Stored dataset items
= = = =
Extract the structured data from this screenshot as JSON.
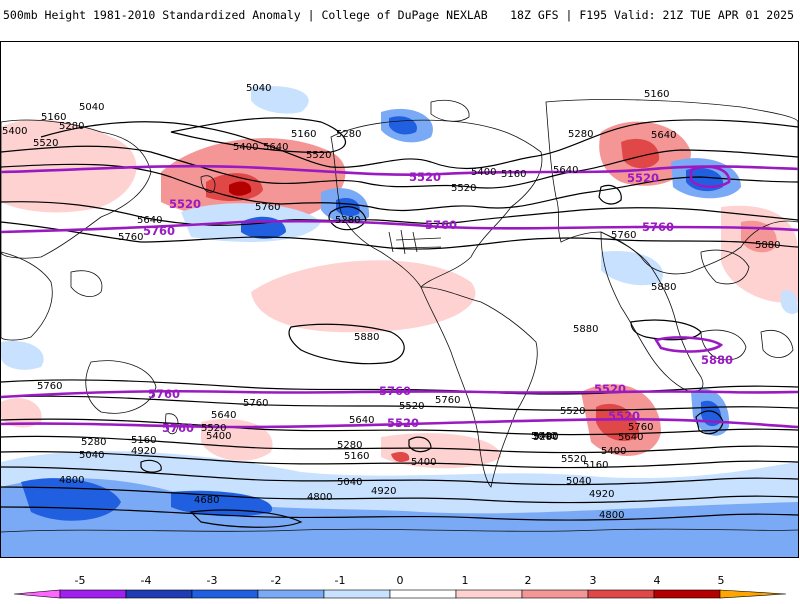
{
  "header": {
    "title": "500mb Height 1981-2010 Standardized Anomaly | College of DuPage NEXLAB",
    "run_info": "18Z GFS | F195 Valid: 21Z TUE APR 01 2025"
  },
  "contour_labels": {
    "black": [
      "5040",
      "5040",
      "5160",
      "5280",
      "5400",
      "5520",
      "5160",
      "5280",
      "5640",
      "5760",
      "5760",
      "5640",
      "5400",
      "5520",
      "5160",
      "5280",
      "5280",
      "5640",
      "5160",
      "5400",
      "5520",
      "5640",
      "5760",
      "5880",
      "5880",
      "5880",
      "5880",
      "5760",
      "5760",
      "5640",
      "5520",
      "5400",
      "5280",
      "5160",
      "5040",
      "4920",
      "4800",
      "4680",
      "5640",
      "5520",
      "5400",
      "5280",
      "5160",
      "5040",
      "4920",
      "4800",
      "5760",
      "5520",
      "5400",
      "5640",
      "5760",
      "5640",
      "5520",
      "5400",
      "5280",
      "5160",
      "5040",
      "4920",
      "4800"
    ],
    "purple": [
      "5520",
      "5760",
      "5520",
      "5760",
      "5520",
      "5760",
      "5880",
      "5760",
      "5760",
      "5520",
      "5760",
      "5520",
      "5520"
    ]
  },
  "colors": {
    "purple_contour": "#9a1ac2",
    "black_contour": "#000000",
    "coastline": "#111111",
    "scale": [
      "#ff66ff",
      "#a020f0",
      "#1e3cb4",
      "#2060e0",
      "#7aaaf5",
      "#c8e1ff",
      "#ffffff",
      "#ffd2d2",
      "#f59696",
      "#e04848",
      "#b40000",
      "#ffa500"
    ]
  },
  "colorbar": {
    "ticks": [
      "-5",
      "-4",
      "-3",
      "-2",
      "-1",
      "0",
      "1",
      "2",
      "3",
      "4",
      "5"
    ]
  }
}
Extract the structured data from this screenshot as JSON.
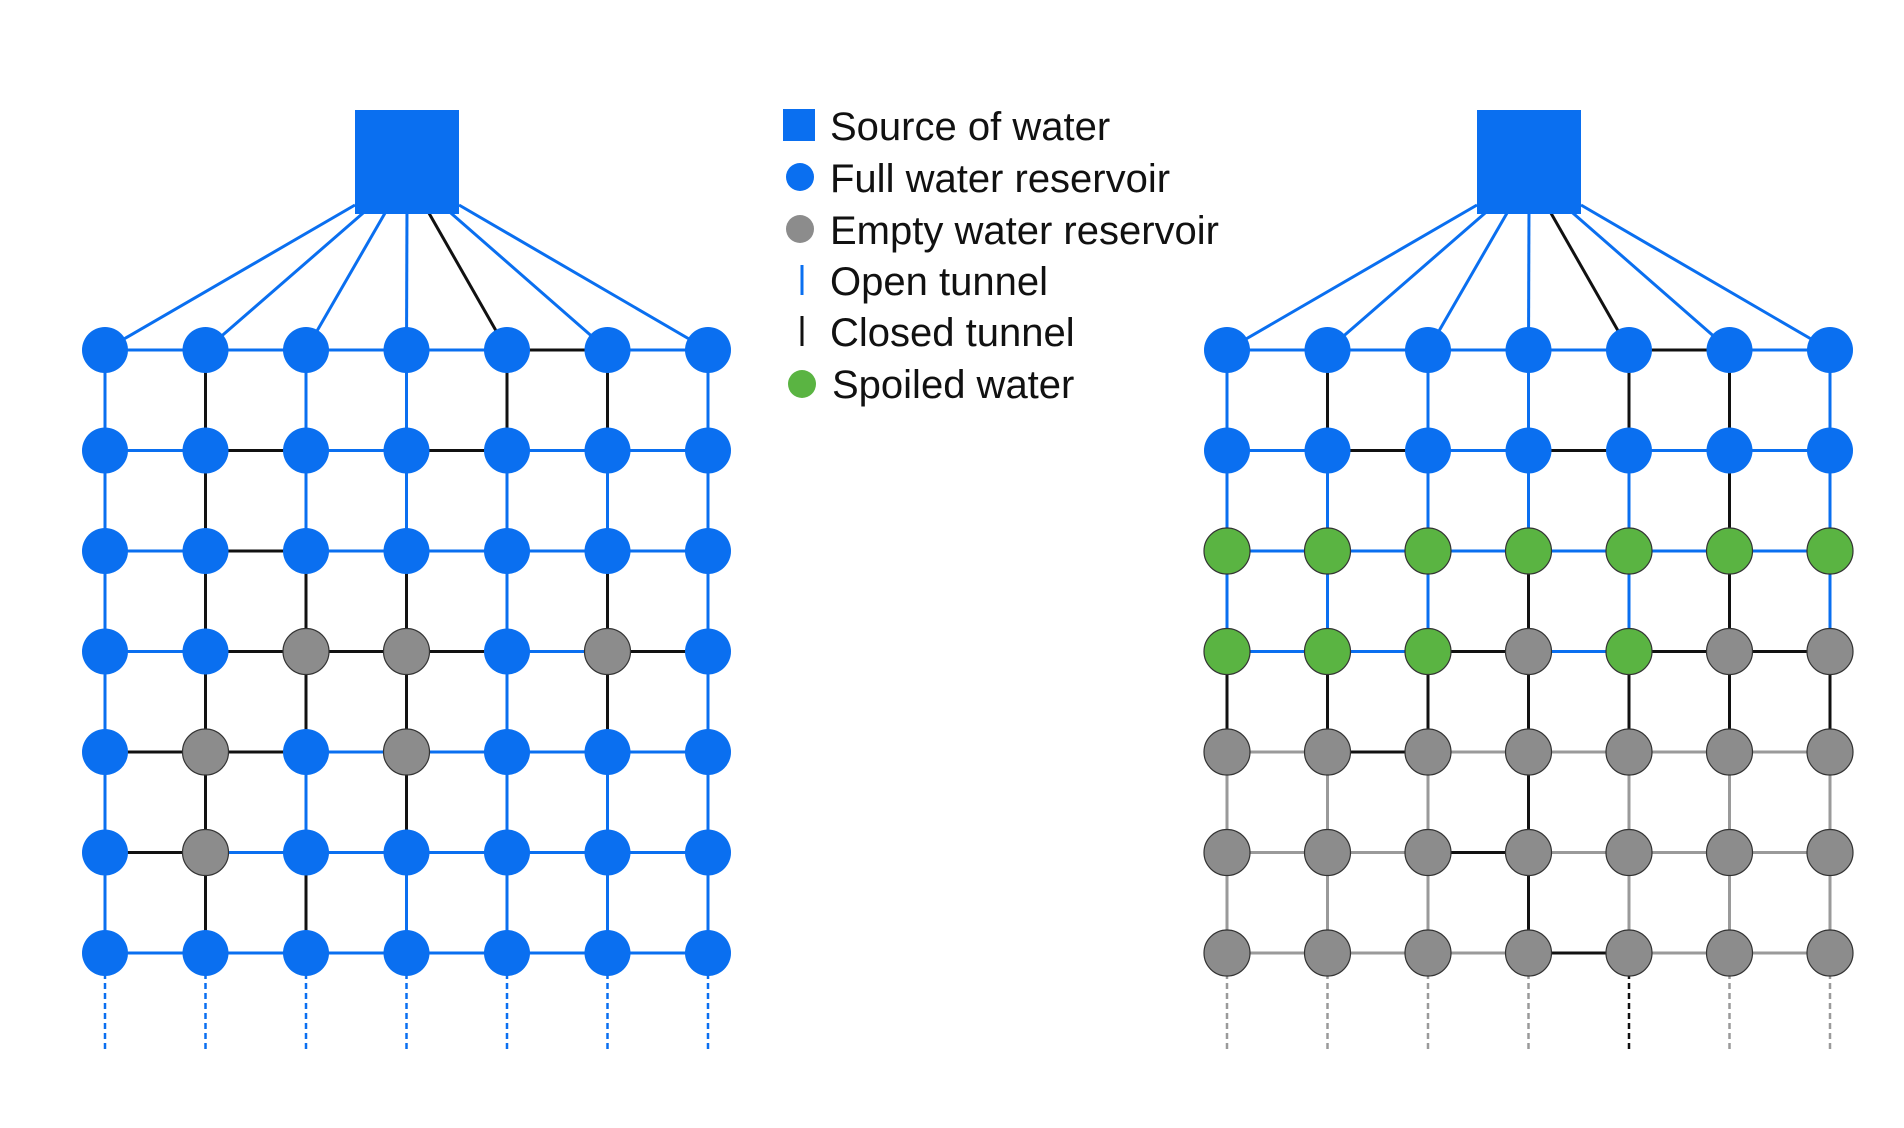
{
  "colors": {
    "open": "#0a6ff0",
    "closed": "#111111",
    "full": "#0a6ff0",
    "empty": "#8c8c8c",
    "spoiled": "#5ab442",
    "faded": "#9a9a9a",
    "node_stroke": "#333333"
  },
  "legend": {
    "items": [
      {
        "marker": "square",
        "color": "#0a6ff0",
        "label": "Source of water"
      },
      {
        "marker": "circle",
        "color": "#0a6ff0",
        "label": "Full water reservoir"
      },
      {
        "marker": "circle",
        "color": "#8c8c8c",
        "label": "Empty water reservoir"
      },
      {
        "marker": "line",
        "color": "#0a6ff0",
        "label": "Open tunnel"
      },
      {
        "marker": "line",
        "color": "#111111",
        "label": "Closed tunnel"
      },
      {
        "marker": "circle",
        "color": "#5ab442",
        "label": "Spoiled water"
      }
    ]
  },
  "grids": [
    {
      "name": "left",
      "nodes": [
        "FFFFFFF",
        "FFFFFFF",
        "FFFFFFF",
        "FFEEFEF",
        "FEFEFFF",
        "FEFFFFF",
        "FFFFFFF"
      ],
      "source_edges": "OOOOCOO",
      "h_edges": [
        "OOOOCO",
        "OCOCOO",
        "OCOOOO",
        "OCCCOC",
        "CCOOOO",
        "COOOOO",
        "OOOOOO"
      ],
      "v_edges": [
        "OCOOCCO",
        "OCOOOOO",
        "OCCCOCO",
        "OCCCOCO",
        "OCOCOOO",
        "OCCOOOO"
      ],
      "bottom_edges": "OOOOOOO"
    },
    {
      "name": "right",
      "nodes": [
        "FFFFFFF",
        "FFFFFFF",
        "SSSSSSS",
        "SSSESEE",
        "EEEEEEE",
        "EEEEEEE",
        "EEEEEEE"
      ],
      "source_edges": "OOOOCOO",
      "h_edges": [
        "OOOOCO",
        "OCOCOO",
        "OOOOOO",
        "OOCOCC",
        "GCGGGG",
        "GGCGGG",
        "GGGCGG"
      ],
      "v_edges": [
        "OCOOCCO",
        "OOOOOCO",
        "OOOCOCO",
        "CCCCCCC",
        "GGGCGGG",
        "GGGCGGG"
      ],
      "bottom_edges": "GGGGCGG"
    }
  ]
}
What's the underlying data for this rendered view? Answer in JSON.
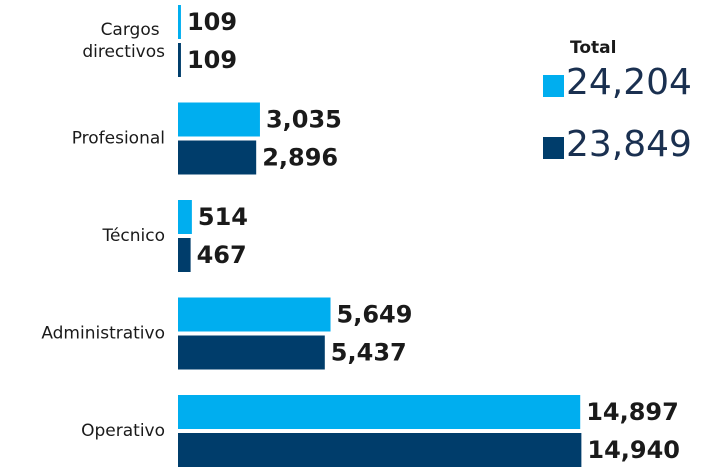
{
  "chart_data": {
    "type": "bar",
    "orientation": "horizontal",
    "categories": [
      "Cargos directivos",
      "Profesional",
      "Técnico",
      "Administrativo",
      "Operativo"
    ],
    "series": [
      {
        "color": "#00aeef",
        "values": [
          109,
          3035,
          514,
          5649,
          14897
        ],
        "value_labels": [
          "109",
          "3,035",
          "514",
          "5,649",
          "14,897"
        ]
      },
      {
        "color": "#003d6b",
        "values": [
          109,
          2896,
          467,
          5437,
          14940
        ],
        "value_labels": [
          "109",
          "2,896",
          "467",
          "5,437",
          "14,940"
        ]
      }
    ],
    "xlim": [
      0,
      15000
    ],
    "legend": {
      "title": "Total",
      "totals": [
        24204,
        23849
      ],
      "total_labels": [
        "24,204",
        "23,849"
      ]
    }
  }
}
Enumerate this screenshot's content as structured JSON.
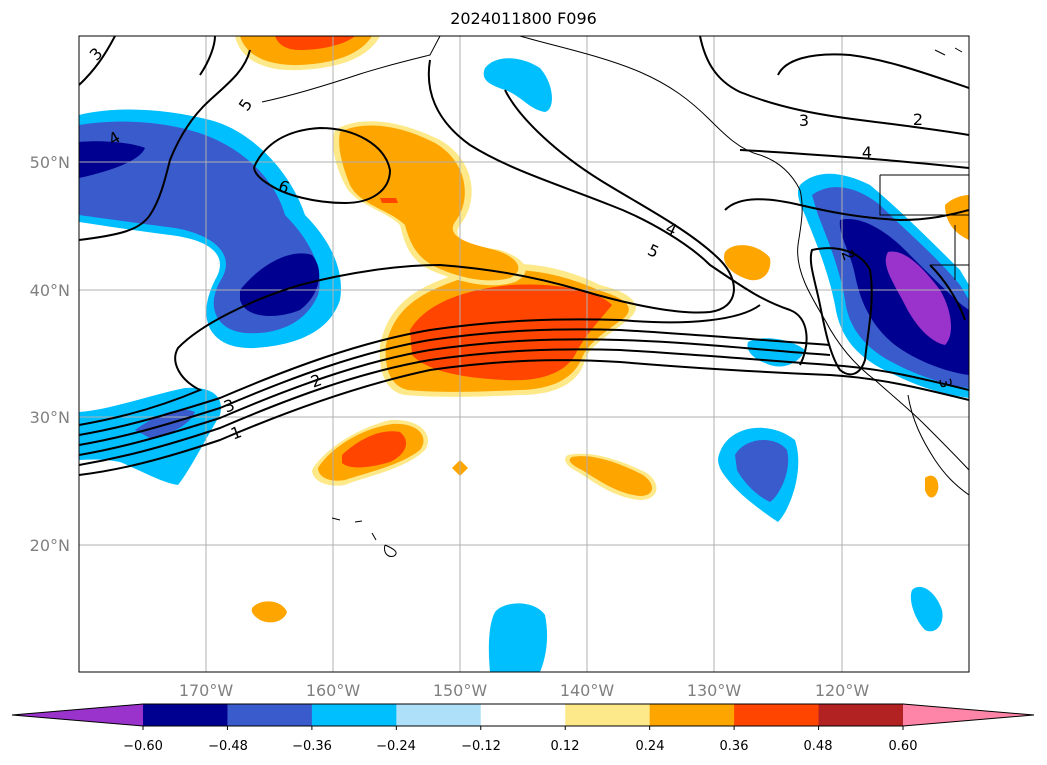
{
  "title": "2024011800 F096",
  "map": {
    "latitude_labels": [
      "50°N",
      "40°N",
      "30°N",
      "20°N"
    ],
    "longitude_labels": [
      "170°W",
      "160°W",
      "150°W",
      "140°W",
      "130°W",
      "120°W"
    ],
    "contour_labels": [
      "3",
      "5",
      "4",
      "6",
      "3",
      "1",
      "2",
      "4",
      "5",
      "3",
      "2",
      "4",
      "2",
      "3"
    ]
  },
  "colorbar": {
    "ticks": [
      "−0.60",
      "−0.48",
      "−0.36",
      "−0.24",
      "−0.12",
      "0.12",
      "0.24",
      "0.36",
      "0.48",
      "0.60"
    ],
    "colors": [
      "#9933cc",
      "#000090",
      "#3a5bcc",
      "#00bfff",
      "#aee0fa",
      "#ffffff",
      "#fde98a",
      "#ffa500",
      "#ff4500",
      "#b22222",
      "#ff85a8"
    ]
  }
}
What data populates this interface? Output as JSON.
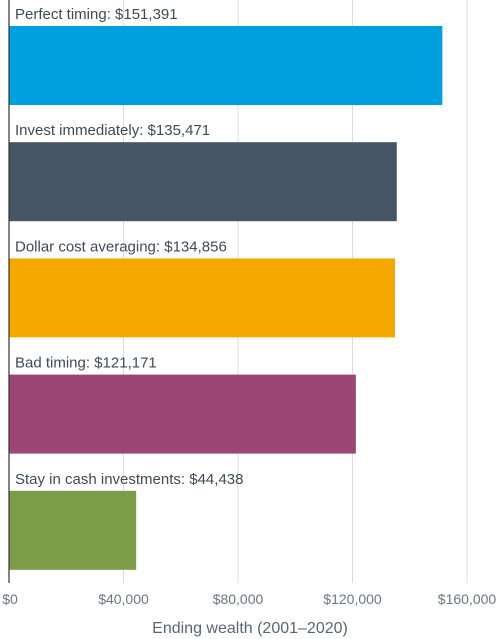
{
  "chart_data": {
    "type": "bar",
    "orientation": "horizontal",
    "categories": [
      "Perfect timing",
      "Invest immediately",
      "Dollar cost averaging",
      "Bad timing",
      "Stay in cash investments"
    ],
    "values": [
      151391,
      135471,
      134856,
      121171,
      44438
    ],
    "data_labels": [
      "Perfect timing: $151,391",
      "Invest immediately: $135,471",
      "Dollar cost averaging: $134,856",
      "Bad timing: $121,171",
      "Stay in cash investments: $44,438"
    ],
    "colors": [
      "#00a0df",
      "#465563",
      "#f5a800",
      "#9b4674",
      "#7b9d4a"
    ],
    "xlabel": "Ending wealth (2001–2020)",
    "ylabel": "",
    "xlim": [
      0,
      160000
    ],
    "xticks": [
      0,
      40000,
      80000,
      120000,
      160000
    ],
    "xtick_labels": [
      "$0",
      "$40,000",
      "$80,000",
      "$120,000",
      "$160,000"
    ],
    "grid": true
  }
}
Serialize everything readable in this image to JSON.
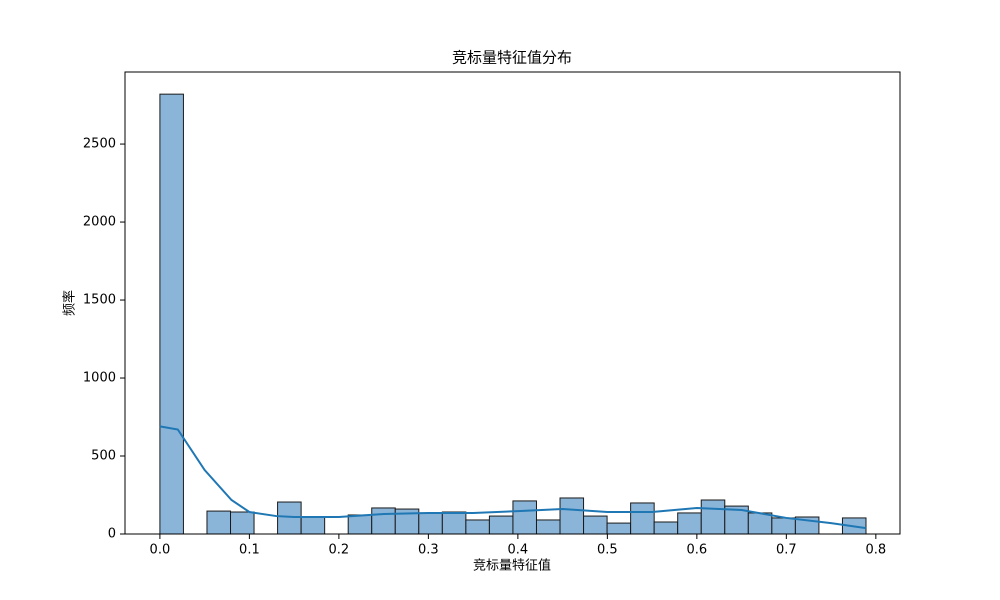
= = = =
Objective
Extract all lines containing the word "Perfect".

Solved exercise
      "Perfect timing",
      "Perfect timing: $151,391",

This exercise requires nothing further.